▶ Exercise description:
Scan the lines below; pull out those with "broadcast".

▶ Data records:
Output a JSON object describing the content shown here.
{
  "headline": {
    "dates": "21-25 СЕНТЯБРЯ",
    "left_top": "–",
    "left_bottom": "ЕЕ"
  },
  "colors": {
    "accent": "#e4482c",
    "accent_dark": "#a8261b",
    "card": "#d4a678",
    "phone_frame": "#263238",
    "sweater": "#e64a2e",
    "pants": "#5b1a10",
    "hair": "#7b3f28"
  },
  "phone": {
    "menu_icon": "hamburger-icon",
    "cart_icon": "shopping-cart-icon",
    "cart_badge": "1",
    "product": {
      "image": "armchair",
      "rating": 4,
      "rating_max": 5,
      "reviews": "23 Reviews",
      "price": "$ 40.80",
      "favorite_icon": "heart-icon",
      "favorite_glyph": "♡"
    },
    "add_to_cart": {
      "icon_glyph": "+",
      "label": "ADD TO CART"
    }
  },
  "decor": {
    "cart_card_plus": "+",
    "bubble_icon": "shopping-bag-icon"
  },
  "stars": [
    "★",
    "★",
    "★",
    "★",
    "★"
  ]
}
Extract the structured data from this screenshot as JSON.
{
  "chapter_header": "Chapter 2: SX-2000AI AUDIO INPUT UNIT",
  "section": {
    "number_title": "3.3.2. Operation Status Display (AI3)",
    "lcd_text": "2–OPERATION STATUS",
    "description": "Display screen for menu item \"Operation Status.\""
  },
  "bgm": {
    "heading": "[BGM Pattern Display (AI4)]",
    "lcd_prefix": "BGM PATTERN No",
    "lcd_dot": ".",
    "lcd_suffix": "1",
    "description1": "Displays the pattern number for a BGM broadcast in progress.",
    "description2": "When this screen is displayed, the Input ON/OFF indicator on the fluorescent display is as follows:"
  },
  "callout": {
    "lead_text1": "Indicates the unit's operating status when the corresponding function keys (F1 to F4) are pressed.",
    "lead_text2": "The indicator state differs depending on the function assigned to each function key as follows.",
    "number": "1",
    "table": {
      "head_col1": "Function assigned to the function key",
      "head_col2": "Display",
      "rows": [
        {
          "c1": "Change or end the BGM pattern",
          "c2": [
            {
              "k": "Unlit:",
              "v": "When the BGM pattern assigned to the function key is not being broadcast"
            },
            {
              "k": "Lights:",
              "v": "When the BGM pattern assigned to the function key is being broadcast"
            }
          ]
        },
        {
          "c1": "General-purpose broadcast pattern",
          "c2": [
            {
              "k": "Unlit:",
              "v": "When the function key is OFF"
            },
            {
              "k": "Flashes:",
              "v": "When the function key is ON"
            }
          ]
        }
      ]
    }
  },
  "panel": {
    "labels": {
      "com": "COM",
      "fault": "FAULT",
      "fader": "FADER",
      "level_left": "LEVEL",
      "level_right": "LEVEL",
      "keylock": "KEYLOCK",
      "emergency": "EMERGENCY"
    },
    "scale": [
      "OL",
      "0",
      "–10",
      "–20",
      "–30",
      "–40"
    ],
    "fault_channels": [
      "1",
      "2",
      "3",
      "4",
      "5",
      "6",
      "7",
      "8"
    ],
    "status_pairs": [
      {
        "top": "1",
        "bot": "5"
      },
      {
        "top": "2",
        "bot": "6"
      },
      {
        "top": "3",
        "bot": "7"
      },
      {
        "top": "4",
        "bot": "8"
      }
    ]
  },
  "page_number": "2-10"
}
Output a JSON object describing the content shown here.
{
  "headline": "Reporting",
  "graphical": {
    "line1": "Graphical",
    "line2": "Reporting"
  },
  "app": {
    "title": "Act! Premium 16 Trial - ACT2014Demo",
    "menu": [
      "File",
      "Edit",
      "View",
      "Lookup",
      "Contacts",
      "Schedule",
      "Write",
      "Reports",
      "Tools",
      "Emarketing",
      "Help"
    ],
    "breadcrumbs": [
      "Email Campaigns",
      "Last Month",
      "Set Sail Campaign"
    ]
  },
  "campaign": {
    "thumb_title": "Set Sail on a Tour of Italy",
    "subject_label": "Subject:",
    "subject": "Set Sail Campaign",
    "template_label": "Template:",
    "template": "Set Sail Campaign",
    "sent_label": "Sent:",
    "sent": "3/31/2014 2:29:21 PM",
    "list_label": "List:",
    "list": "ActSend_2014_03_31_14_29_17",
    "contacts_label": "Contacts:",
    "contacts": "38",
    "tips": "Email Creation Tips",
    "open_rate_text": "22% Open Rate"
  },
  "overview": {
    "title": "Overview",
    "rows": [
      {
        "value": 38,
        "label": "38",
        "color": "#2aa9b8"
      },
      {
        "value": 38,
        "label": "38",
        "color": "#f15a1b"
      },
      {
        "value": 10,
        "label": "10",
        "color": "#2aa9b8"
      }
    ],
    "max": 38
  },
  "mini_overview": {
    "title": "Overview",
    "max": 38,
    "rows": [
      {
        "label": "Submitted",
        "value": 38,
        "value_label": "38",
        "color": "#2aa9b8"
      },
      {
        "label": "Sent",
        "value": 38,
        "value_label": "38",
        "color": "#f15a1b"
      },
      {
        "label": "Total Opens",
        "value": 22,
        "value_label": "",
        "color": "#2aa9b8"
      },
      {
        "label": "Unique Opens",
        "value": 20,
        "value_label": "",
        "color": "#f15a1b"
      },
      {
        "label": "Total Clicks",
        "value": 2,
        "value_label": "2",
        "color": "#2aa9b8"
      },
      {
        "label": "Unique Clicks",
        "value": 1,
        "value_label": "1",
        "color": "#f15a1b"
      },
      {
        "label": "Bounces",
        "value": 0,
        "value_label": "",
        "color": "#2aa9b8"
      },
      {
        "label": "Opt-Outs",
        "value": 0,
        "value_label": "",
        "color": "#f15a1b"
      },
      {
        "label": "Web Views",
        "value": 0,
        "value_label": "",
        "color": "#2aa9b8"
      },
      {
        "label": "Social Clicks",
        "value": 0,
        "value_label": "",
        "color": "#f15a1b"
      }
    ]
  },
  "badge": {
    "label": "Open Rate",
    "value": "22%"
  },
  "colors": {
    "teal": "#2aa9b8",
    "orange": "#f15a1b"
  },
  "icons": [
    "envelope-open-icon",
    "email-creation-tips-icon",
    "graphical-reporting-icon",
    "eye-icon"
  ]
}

▶ Reply to the task:
    "description1": "Displays the pattern number for a BGM broadcast in progress.",
              "v": "When the BGM pattern assigned to the function key is not being broadcast"
              "v": "When the BGM pattern assigned to the function key is being broadcast"
          "c1": "General-purpose broadcast pattern",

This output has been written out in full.